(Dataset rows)
--------------------------------------------------
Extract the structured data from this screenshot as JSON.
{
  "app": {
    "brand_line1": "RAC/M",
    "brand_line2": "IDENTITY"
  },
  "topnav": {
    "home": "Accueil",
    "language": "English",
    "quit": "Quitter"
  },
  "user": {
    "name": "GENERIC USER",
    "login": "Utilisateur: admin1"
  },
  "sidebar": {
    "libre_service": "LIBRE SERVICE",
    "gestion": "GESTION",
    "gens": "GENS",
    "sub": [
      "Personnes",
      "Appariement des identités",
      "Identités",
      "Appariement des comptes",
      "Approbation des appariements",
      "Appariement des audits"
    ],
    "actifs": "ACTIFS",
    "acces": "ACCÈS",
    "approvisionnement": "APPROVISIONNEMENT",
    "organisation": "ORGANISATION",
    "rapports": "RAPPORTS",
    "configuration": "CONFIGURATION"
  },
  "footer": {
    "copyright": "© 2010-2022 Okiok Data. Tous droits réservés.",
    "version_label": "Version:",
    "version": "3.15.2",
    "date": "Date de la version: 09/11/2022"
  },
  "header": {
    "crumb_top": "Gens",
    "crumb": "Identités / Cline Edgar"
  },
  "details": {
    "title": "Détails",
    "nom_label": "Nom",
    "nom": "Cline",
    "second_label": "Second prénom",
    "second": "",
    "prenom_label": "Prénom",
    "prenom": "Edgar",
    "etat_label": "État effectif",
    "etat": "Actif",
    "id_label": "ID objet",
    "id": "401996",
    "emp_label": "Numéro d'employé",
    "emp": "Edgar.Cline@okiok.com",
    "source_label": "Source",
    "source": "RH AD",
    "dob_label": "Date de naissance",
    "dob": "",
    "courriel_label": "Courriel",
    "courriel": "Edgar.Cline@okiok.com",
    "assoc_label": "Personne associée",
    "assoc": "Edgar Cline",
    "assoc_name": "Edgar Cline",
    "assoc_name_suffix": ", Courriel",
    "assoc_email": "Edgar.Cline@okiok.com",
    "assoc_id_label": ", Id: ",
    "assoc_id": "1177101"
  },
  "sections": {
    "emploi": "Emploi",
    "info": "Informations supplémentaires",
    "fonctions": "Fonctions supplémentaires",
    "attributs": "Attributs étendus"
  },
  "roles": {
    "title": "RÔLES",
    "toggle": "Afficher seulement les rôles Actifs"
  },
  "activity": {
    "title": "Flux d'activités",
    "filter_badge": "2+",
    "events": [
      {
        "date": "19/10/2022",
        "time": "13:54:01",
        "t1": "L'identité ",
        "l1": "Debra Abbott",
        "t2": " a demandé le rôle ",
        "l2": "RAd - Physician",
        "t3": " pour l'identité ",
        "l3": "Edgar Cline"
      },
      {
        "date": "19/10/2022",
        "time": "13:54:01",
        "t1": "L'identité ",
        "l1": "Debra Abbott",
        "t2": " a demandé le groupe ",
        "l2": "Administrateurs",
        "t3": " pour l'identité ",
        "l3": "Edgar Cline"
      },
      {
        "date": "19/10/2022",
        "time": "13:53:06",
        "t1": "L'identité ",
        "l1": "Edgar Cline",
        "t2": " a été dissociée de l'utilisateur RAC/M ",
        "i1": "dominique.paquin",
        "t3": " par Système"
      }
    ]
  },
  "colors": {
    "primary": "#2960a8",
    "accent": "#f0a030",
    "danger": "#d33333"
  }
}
--------------------------------------------------
Task instructions: Please return the data above exactly as given.

Task answer:
Extract the structured data from this screenshot as JSON.
{
  "app": {
    "brand_line1": "RAC/M",
    "brand_line2": "IDENTITY"
  },
  "topnav": {
    "home": "Accueil",
    "language": "English",
    "quit": "Quitter"
  },
  "user": {
    "name": "GENERIC USER",
    "login": "Utilisateur: admin1"
  },
  "sidebar": {
    "libre_service": "LIBRE SERVICE",
    "gestion": "GESTION",
    "gens": "GENS",
    "sub": [
      "Personnes",
      "Appariement des identités",
      "Identités",
      "Appariement des comptes",
      "Approbation des appariements",
      "Appariement des audits"
    ],
    "actifs": "ACTIFS",
    "acces": "ACCÈS",
    "approvisionnement": "APPROVISIONNEMENT",
    "organisation": "ORGANISATION",
    "rapports": "RAPPORTS",
    "configuration": "CONFIGURATION"
  },
  "footer": {
    "copyright": "© 2010-2022 Okiok Data. Tous droits réservés.",
    "version_label": "Version:",
    "version": "3.15.2",
    "date": "Date de la version: 09/11/2022"
  },
  "header": {
    "crumb_top": "Gens",
    "crumb": "Identités / Cline Edgar"
  },
  "details": {
    "title": "Détails",
    "nom_label": "Nom",
    "nom": "Cline",
    "second_label": "Second prénom",
    "second": "",
    "prenom_label": "Prénom",
    "prenom": "Edgar",
    "etat_label": "État effectif",
    "etat": "Actif",
    "id_label": "ID objet",
    "id": "401996",
    "emp_label": "Numéro d'employé",
    "emp": "Edgar.Cline@okiok.com",
    "source_label": "Source",
    "source": "RH AD",
    "dob_label": "Date de naissance",
    "dob": "",
    "courriel_label": "Courriel",
    "courriel": "Edgar.Cline@okiok.com",
    "assoc_label": "Personne associée",
    "assoc": "Edgar Cline",
    "assoc_name": "Edgar Cline",
    "assoc_name_suffix": ", Courriel",
    "assoc_email": "Edgar.Cline@okiok.com",
    "assoc_id_label": ", Id: ",
    "assoc_id": "1177101"
  },
  "sections": {
    "emploi": "Emploi",
    "info": "Informations supplémentaires",
    "fonctions": "Fonctions supplémentaires",
    "attributs": "Attributs étendus"
  },
  "roles": {
    "title": "RÔLES",
    "toggle": "Afficher seulement les rôles Actifs"
  },
  "activity": {
    "title": "Flux d'activités",
    "filter_badge": "2+",
    "events": [
      {
        "date": "19/10/2022",
        "time": "13:54:01",
        "t1": "L'identité ",
        "l1": "Debra Abbott",
        "t2": " a demandé le rôle ",
        "l2": "RAd - Physician",
        "t3": " pour l'identité ",
        "l3": "Edgar Cline"
      },
      {
        "date": "19/10/2022",
        "time": "13:54:01",
        "t1": "L'identité ",
        "l1": "Debra Abbott",
        "t2": " a demandé le groupe ",
        "l2": "Administrateurs",
        "t3": " pour l'identité ",
        "l3": "Edgar Cline"
      },
      {
        "date": "19/10/2022",
        "time": "13:53:06",
        "t1": "L'identité ",
        "l1": "Edgar Cline",
        "t2": " a été dissociée de l'utilisateur RAC/M ",
        "i1": "dominique.paquin",
        "t3": " par Système"
      }
    ]
  },
  "colors": {
    "primary": "#2960a8",
    "accent": "#f0a030",
    "danger": "#d33333"
  }
}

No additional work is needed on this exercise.